Output solely the number of lines containing the string "level".

═══ DATA LINES ═══

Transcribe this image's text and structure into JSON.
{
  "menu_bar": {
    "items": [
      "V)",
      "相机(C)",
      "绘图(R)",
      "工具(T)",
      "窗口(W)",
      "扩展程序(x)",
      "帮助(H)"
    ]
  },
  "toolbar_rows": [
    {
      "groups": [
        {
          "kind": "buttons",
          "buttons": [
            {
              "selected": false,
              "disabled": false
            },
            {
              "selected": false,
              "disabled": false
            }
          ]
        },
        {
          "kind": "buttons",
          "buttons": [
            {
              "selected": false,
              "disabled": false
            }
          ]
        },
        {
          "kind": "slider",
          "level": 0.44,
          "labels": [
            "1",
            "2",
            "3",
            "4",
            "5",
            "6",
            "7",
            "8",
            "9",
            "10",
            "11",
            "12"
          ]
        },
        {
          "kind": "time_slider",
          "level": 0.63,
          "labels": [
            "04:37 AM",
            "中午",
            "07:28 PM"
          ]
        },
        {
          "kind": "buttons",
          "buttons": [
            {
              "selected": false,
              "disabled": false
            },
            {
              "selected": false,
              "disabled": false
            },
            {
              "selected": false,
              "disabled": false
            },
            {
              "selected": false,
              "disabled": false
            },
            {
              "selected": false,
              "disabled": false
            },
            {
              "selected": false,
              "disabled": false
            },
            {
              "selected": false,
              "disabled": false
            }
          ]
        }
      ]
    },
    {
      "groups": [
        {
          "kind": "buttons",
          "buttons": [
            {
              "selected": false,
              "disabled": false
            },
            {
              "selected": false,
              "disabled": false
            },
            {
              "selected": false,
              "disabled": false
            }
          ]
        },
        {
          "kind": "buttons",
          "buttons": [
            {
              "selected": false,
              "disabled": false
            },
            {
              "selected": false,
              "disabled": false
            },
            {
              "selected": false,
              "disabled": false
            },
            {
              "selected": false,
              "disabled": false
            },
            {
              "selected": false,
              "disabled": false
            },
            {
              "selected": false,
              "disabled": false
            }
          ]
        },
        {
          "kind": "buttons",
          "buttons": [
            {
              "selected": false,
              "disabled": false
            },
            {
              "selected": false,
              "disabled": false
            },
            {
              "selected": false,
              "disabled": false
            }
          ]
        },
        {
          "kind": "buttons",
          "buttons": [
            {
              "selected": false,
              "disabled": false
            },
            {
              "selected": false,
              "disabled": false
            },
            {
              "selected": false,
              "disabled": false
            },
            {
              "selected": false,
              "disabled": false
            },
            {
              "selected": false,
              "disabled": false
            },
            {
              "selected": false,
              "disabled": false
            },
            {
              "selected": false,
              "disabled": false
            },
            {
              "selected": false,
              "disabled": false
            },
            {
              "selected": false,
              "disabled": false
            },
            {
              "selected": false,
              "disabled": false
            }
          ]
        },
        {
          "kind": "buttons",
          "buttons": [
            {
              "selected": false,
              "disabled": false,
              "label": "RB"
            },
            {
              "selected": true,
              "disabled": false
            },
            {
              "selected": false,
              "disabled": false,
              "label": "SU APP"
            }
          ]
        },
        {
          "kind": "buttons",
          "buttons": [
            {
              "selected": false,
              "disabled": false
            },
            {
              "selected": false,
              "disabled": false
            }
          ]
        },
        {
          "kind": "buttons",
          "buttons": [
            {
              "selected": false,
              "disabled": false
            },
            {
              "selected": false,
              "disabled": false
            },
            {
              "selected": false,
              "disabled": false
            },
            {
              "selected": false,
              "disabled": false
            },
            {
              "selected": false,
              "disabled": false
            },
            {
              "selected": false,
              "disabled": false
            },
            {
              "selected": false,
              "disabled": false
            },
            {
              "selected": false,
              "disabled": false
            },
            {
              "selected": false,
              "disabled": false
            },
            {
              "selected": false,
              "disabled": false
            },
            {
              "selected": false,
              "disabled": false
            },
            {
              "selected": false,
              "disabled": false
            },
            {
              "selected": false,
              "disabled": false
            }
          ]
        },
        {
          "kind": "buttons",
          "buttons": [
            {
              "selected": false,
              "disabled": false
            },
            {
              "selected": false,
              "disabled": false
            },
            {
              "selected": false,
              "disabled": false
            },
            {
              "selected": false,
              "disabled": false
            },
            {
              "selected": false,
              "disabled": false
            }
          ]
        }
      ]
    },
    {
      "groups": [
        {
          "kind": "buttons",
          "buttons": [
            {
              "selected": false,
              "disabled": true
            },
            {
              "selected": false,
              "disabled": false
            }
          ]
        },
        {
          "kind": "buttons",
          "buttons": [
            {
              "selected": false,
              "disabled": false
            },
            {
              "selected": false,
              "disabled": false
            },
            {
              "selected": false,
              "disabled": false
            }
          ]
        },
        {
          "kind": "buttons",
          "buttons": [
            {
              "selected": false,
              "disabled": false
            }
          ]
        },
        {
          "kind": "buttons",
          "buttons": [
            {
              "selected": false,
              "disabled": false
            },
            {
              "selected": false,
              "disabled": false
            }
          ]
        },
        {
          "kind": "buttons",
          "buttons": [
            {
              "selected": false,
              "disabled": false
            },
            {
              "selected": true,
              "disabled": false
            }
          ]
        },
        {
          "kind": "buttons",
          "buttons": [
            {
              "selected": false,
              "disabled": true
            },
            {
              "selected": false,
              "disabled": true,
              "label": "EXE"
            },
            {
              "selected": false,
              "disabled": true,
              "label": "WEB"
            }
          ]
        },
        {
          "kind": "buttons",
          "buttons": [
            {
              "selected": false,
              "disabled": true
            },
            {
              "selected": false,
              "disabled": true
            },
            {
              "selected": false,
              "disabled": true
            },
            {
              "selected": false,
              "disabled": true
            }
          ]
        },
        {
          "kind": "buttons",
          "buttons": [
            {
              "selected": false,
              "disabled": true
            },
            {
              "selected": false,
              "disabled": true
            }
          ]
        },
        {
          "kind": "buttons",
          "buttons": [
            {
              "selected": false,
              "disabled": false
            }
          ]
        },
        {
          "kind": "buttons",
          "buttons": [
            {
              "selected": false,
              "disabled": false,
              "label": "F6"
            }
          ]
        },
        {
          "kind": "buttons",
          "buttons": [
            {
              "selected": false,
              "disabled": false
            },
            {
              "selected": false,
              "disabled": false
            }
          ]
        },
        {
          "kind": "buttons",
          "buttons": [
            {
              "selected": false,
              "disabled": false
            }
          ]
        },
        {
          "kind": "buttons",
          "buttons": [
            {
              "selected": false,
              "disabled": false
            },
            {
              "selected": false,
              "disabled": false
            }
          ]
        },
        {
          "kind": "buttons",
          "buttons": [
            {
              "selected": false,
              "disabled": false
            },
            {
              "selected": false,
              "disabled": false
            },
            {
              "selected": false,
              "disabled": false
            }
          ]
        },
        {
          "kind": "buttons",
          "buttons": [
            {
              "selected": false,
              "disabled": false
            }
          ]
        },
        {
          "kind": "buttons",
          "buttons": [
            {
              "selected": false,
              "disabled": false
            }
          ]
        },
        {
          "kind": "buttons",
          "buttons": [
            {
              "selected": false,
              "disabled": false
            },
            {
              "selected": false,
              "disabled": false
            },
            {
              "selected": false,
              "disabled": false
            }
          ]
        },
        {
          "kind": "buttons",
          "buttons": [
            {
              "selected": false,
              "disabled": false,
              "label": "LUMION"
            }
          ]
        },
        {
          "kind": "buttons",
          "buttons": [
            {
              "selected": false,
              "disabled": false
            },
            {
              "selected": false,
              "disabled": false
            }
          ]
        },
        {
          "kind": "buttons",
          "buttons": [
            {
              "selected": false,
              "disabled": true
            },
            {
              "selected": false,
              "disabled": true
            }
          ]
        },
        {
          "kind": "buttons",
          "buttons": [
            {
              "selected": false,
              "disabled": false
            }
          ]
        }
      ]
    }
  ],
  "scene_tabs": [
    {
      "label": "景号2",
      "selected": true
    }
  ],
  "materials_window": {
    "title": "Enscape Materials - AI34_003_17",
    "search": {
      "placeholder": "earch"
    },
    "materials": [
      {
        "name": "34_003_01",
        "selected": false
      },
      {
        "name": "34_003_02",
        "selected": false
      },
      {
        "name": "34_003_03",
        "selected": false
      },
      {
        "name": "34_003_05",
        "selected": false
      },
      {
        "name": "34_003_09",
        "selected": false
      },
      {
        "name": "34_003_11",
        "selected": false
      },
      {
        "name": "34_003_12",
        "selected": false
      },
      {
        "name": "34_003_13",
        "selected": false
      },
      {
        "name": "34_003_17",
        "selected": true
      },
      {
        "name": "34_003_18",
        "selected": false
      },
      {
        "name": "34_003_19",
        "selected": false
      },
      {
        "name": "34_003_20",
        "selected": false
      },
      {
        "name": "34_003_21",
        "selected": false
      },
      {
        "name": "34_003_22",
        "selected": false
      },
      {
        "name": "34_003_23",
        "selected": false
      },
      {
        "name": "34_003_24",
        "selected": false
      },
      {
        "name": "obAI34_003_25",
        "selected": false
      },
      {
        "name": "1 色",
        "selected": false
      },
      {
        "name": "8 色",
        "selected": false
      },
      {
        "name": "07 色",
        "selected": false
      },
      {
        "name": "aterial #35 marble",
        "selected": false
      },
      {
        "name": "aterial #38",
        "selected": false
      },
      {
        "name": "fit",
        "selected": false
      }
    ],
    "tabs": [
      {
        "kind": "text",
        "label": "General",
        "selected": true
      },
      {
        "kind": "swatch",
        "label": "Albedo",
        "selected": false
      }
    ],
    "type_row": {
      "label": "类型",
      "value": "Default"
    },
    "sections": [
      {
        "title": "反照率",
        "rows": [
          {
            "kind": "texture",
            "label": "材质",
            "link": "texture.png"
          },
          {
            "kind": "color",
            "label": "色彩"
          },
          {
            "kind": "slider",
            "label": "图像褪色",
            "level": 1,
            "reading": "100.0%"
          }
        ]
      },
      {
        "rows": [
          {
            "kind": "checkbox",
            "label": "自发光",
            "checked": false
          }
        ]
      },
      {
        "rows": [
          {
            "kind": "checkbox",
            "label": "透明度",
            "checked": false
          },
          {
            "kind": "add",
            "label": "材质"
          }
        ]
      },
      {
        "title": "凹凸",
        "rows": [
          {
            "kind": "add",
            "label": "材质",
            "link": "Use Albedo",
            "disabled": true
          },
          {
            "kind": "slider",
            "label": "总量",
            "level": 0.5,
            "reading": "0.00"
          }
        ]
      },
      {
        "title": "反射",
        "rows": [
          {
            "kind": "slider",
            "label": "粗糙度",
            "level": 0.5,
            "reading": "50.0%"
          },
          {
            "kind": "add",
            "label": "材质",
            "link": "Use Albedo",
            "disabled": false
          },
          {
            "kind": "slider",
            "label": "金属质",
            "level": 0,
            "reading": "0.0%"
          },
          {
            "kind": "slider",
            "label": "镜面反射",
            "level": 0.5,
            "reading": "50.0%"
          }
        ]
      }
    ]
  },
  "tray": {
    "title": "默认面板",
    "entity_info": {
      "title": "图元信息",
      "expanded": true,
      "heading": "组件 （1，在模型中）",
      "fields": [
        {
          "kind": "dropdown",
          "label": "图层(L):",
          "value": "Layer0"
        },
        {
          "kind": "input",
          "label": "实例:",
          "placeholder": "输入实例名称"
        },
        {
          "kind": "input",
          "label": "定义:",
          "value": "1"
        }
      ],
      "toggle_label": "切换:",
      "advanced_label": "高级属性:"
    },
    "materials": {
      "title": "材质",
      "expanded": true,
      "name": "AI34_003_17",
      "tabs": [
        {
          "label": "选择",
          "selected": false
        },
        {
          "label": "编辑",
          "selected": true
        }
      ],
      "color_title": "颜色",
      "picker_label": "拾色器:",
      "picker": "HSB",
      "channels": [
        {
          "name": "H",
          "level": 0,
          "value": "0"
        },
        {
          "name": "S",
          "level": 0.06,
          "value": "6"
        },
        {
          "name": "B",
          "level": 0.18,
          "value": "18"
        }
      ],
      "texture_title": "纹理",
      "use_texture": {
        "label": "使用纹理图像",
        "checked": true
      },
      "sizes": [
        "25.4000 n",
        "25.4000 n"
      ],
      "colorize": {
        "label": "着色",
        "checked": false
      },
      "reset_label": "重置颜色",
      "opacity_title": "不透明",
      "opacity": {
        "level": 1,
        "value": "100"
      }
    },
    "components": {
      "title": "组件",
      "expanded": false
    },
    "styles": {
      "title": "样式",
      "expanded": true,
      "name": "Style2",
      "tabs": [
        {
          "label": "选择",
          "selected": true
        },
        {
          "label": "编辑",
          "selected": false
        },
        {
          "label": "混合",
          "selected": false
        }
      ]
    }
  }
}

═══

WRITTEN ANSWER:
11